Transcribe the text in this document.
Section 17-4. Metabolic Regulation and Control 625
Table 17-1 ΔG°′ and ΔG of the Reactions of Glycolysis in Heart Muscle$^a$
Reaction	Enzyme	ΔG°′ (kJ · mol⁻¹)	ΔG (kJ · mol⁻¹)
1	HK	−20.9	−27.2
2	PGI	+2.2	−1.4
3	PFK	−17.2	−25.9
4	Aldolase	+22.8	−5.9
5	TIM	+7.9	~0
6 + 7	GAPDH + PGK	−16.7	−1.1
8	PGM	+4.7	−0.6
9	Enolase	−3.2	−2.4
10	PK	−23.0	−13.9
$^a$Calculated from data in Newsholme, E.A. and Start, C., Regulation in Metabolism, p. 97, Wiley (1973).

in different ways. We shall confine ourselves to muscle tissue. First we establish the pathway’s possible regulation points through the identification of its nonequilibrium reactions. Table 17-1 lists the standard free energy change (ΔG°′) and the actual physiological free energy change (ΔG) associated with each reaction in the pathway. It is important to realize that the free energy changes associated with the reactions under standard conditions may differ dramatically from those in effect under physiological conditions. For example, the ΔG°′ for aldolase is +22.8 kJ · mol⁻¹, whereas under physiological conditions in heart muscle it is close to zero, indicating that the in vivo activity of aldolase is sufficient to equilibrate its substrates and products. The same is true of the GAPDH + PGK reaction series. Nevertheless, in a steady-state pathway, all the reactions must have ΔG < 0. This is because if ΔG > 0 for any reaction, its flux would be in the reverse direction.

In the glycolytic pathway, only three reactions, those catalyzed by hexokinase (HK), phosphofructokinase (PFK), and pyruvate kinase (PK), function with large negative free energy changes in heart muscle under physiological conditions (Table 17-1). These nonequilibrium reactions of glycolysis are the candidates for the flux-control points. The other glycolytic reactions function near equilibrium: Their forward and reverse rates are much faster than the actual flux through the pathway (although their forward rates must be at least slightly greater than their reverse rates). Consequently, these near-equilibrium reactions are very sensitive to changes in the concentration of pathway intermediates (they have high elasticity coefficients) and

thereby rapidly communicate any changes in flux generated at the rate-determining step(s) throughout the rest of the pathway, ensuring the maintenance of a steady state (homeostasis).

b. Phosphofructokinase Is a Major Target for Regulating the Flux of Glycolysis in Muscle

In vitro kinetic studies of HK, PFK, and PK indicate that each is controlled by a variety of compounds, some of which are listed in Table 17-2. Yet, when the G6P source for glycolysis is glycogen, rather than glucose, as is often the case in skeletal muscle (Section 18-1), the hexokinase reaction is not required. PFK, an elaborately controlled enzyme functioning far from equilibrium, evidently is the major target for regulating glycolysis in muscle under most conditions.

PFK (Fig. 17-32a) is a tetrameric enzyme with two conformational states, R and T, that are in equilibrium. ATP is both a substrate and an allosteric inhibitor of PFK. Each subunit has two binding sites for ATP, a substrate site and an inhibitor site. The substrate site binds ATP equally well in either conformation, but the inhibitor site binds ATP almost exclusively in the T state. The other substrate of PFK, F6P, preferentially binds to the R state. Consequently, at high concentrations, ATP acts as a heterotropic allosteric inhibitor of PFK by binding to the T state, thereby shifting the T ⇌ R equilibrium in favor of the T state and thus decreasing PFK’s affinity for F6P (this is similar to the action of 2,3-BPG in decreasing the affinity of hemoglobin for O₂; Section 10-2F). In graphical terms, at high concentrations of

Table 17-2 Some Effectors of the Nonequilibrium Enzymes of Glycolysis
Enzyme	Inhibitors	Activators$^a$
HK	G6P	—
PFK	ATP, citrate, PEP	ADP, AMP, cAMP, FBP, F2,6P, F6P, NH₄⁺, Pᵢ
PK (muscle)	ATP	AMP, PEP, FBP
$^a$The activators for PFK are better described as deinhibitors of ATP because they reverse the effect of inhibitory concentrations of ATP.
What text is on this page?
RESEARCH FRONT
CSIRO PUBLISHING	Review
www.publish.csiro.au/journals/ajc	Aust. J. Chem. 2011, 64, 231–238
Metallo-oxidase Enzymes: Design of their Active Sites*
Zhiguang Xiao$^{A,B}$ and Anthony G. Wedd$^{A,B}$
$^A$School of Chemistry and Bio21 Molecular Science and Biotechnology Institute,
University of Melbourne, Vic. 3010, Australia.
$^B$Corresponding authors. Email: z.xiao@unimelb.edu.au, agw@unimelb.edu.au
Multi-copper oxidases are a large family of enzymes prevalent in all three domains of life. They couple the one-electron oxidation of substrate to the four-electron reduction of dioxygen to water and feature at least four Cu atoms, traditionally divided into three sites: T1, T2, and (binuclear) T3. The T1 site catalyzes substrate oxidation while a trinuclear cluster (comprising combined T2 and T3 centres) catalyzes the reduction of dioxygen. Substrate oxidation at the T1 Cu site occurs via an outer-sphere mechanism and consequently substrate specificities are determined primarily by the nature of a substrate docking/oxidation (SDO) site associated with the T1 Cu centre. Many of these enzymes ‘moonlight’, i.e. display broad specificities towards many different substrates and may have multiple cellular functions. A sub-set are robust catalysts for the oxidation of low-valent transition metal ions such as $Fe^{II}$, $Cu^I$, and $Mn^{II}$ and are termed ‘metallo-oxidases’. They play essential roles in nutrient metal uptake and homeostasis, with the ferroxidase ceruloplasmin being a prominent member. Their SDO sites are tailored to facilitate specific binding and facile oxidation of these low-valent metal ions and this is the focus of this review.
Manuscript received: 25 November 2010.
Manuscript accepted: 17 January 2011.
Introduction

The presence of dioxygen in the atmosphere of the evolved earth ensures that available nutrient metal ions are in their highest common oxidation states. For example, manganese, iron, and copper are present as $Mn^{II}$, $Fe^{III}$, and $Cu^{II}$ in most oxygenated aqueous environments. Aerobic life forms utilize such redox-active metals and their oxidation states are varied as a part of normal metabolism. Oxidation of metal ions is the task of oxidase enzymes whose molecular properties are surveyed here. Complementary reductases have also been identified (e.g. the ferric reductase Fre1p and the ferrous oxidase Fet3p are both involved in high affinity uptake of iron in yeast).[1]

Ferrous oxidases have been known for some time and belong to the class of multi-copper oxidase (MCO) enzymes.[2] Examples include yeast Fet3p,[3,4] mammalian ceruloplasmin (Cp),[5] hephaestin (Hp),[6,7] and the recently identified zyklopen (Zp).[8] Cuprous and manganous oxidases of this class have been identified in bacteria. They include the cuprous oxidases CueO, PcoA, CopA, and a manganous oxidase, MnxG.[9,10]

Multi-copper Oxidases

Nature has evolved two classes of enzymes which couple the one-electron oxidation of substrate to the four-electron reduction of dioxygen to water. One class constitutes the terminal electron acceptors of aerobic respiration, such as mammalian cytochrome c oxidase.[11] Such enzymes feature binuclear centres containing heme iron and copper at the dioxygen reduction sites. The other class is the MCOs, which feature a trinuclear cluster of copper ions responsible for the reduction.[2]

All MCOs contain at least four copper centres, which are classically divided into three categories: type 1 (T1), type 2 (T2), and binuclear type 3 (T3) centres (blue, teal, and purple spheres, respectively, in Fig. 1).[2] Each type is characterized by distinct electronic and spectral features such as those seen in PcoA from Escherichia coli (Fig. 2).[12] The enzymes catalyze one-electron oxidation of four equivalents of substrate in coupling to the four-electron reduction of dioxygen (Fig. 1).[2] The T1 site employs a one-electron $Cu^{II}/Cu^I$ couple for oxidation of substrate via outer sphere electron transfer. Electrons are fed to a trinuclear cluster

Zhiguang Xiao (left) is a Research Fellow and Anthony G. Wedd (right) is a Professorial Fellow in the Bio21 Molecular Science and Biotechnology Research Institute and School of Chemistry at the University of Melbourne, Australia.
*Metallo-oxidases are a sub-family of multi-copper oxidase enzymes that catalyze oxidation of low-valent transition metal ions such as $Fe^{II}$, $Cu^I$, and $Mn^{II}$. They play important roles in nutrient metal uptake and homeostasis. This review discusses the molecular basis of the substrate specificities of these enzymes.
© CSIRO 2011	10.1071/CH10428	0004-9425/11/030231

* Work instruction
Look through the material and copy each line that has "Melbourne".

* Written solution
University of Melbourne, Vic. 3010, Australia.
Zhiguang Xiao (left) is a Research Fellow and Anthony G. Wedd (right) is a Professorial Fellow in the Bio21 Molecular Science and Biotechnology Research Institute and School of Chemistry at the University of Melbourne, Australia.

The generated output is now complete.